*What you are asked to do*:
Copy the part of the listing that begins with the line containing "cell-extra[interactable] <box>522 250" and ends with the line containing "cell-currency[interactable]: BGN <box>417 250", reproducing each line unchanged.

*Supplied data*:

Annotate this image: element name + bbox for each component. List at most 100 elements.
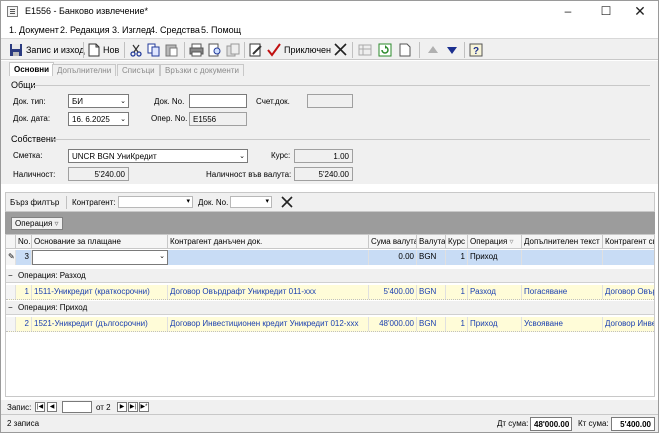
cell-extra[interactable] <box>522 250 603 265</box>
cell-basis[interactable]: 1511-Уникредит (краткосрочни) <box>32 285 168 299</box>
cell-operation[interactable]: Разход <box>468 285 522 299</box>
save-close-button[interactable]: Запис и изход <box>9 41 84 58</box>
tab-document-links[interactable]: Връзки с документи <box>160 64 244 76</box>
cell-partner-doc[interactable] <box>168 250 369 265</box>
toolbar-separator <box>83 42 84 58</box>
first-record-button[interactable]: |◀ <box>35 402 45 412</box>
cell-currency[interactable]: BGN <box>417 250 446 265</box>
cell-partner-doc[interactable]: Договор Инвестиционен кредит Уникредит 0… <box>168 317 369 331</box>
edit-button[interactable] <box>249 41 263 58</box>
move-down-button[interactable] <box>446 41 458 58</box>
cell-partner[interactable]: Договор Инве <box>603 317 654 331</box>
cell-amount[interactable]: 0.00 <box>369 250 417 265</box>
cell-currency[interactable]: BGN <box>417 317 446 331</box>
cell-currency[interactable]: BGN <box>417 285 446 299</box>
menu-help[interactable]: 5. Помощ <box>201 25 241 35</box>
table-button[interactable] <box>358 41 372 58</box>
cell-rate[interactable]: 1 <box>446 317 468 331</box>
main-window: E1556 - Банково извлечение* – ☐ ✕ 1. Док… <box>0 0 659 433</box>
help-button[interactable]: ? <box>469 41 483 58</box>
blank-document-button[interactable] <box>399 41 411 58</box>
group-divider <box>53 139 650 140</box>
basis-select[interactable]: ⌄ <box>32 250 168 265</box>
clear-filter-button[interactable] <box>280 195 294 211</box>
post-button[interactable]: Приключен <box>267 41 331 58</box>
cell-amount[interactable]: 48'000.00 <box>369 317 417 331</box>
grid-header-basis[interactable]: Основание за плащане <box>32 235 168 249</box>
docno-filter-select[interactable]: ▾ <box>230 196 272 208</box>
toolbar-separator <box>124 42 125 58</box>
grid-header-currency[interactable]: Валута <box>417 235 446 249</box>
chevron-down-icon: ⌄ <box>159 253 165 260</box>
table-row[interactable]: 2 1521-Уникредит (дългосрочни) Договор И… <box>6 317 654 332</box>
cell-rate[interactable]: 1 <box>446 285 468 299</box>
cancel-button[interactable] <box>334 41 347 58</box>
cell-partner-doc[interactable]: Договор Овърдрафт Уникредит 011-xxx <box>168 285 369 299</box>
availability-field: 5'240.00 <box>68 167 129 181</box>
paste-button[interactable] <box>165 41 179 58</box>
export-button[interactable] <box>226 41 240 58</box>
doc-date-picker[interactable]: 16. 6.2025 ⌄ <box>68 112 129 126</box>
menu-tools[interactable]: 4. Средства <box>150 25 200 35</box>
oper-no-label: Опер. No. <box>151 114 188 123</box>
refresh-button[interactable] <box>378 41 392 58</box>
toolbar-separator <box>244 42 245 58</box>
grid-header-partner[interactable]: Контрагент св <box>603 235 654 249</box>
table-icon <box>358 44 372 55</box>
grid-header-operation[interactable]: Операция ▿ <box>468 235 522 249</box>
chevron-down-icon: ⌄ <box>120 98 126 105</box>
grid-edit-row[interactable]: ✎ 3 ⌄ 0.00 BGN 1 Приход <box>6 250 654 265</box>
tab-main[interactable]: Основни <box>9 62 55 76</box>
next-record-button[interactable]: ▶ <box>117 402 127 412</box>
cell-amount[interactable]: 5'400.00 <box>369 285 417 299</box>
copy-button[interactable] <box>147 41 161 58</box>
last-record-button[interactable]: ▶| <box>128 402 138 412</box>
cell-partner[interactable] <box>603 250 654 265</box>
minimize-button[interactable]: – <box>549 1 587 21</box>
table-row[interactable]: 1 1511-Уникредит (краткосрочни) Договор … <box>6 285 654 300</box>
group-header-expense[interactable]: − Операция: Разход <box>6 269 654 283</box>
record-number-input[interactable] <box>62 401 92 413</box>
doc-no-input[interactable] <box>189 94 247 108</box>
menu-view[interactable]: 3. Изглед <box>112 25 151 35</box>
grid-header-amount[interactable]: Сума валута <box>369 235 417 249</box>
grid-header-partner-doc[interactable]: Контрагент данъчен док. <box>168 235 369 249</box>
tab-strip: Основни Допълнителни Списъци Връзки с до… <box>1 61 658 76</box>
grid-header-rate[interactable]: Курс <box>446 235 468 249</box>
cell-extra[interactable]: Погасяване <box>522 285 603 299</box>
record-count: 2 записа <box>7 419 40 428</box>
tab-lists[interactable]: Списъци <box>117 64 160 76</box>
cell-partner[interactable]: Договор Овър <box>603 285 654 299</box>
move-up-button[interactable] <box>427 41 439 58</box>
account-label: Сметка: <box>13 151 43 160</box>
maximize-button[interactable]: ☐ <box>587 1 625 21</box>
tab-additional[interactable]: Допълнителни <box>52 64 117 76</box>
cut-button[interactable] <box>129 41 143 58</box>
new-button[interactable]: Нов <box>88 41 119 58</box>
close-button[interactable]: ✕ <box>621 1 658 21</box>
menu-document[interactable]: 1. Документ <box>9 25 59 35</box>
cell-extra[interactable]: Усвояване <box>522 317 603 331</box>
group-chip-operation[interactable]: Операция ▿ <box>11 217 63 230</box>
new-record-button[interactable]: ▶* <box>139 402 149 412</box>
account-value: UNCR BGN УниКредит <box>72 152 157 161</box>
grid-header-no[interactable]: No. <box>16 235 32 249</box>
cell-operation[interactable]: Приход <box>468 317 522 331</box>
group-header-income[interactable]: − Операция: Приход <box>6 301 654 315</box>
cell-operation[interactable]: Приход <box>468 250 522 265</box>
account-select[interactable]: UNCR BGN УниКредит ⌄ <box>68 149 248 163</box>
partner-filter-select[interactable]: ▾ <box>118 196 193 208</box>
printer-icon <box>189 43 204 56</box>
row-indicator <box>6 285 16 299</box>
cell-rate[interactable]: 1 <box>446 250 468 265</box>
cell-basis[interactable]: 1521-Уникредит (дългосрочни) <box>32 317 168 331</box>
collapse-icon[interactable]: − <box>8 271 13 280</box>
grid-header-extra[interactable]: Допълнителен текст <box>522 235 603 249</box>
preview-button[interactable] <box>208 41 222 58</box>
doc-type-select[interactable]: БИ ⌄ <box>68 94 129 108</box>
prev-record-button[interactable]: ◀ <box>47 402 57 412</box>
print-button[interactable] <box>189 41 204 58</box>
menu-edit[interactable]: 2. Редакция <box>60 25 110 35</box>
collapse-icon[interactable]: − <box>8 303 13 312</box>
operation-header-label: Операция <box>470 237 508 246</box>
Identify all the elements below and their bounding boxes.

*The solution*:
cell-extra[interactable] <box>522 250 603 265</box>
cell-basis[interactable]: 1511-Уникредит (краткосрочни) <box>32 285 168 299</box>
cell-operation[interactable]: Разход <box>468 285 522 299</box>
save-close-button[interactable]: Запис и изход <box>9 41 84 58</box>
tab-document-links[interactable]: Връзки с документи <box>160 64 244 76</box>
cell-partner-doc[interactable] <box>168 250 369 265</box>
toolbar-separator <box>83 42 84 58</box>
first-record-button[interactable]: |◀ <box>35 402 45 412</box>
cell-currency[interactable]: BGN <box>417 250 446 265</box>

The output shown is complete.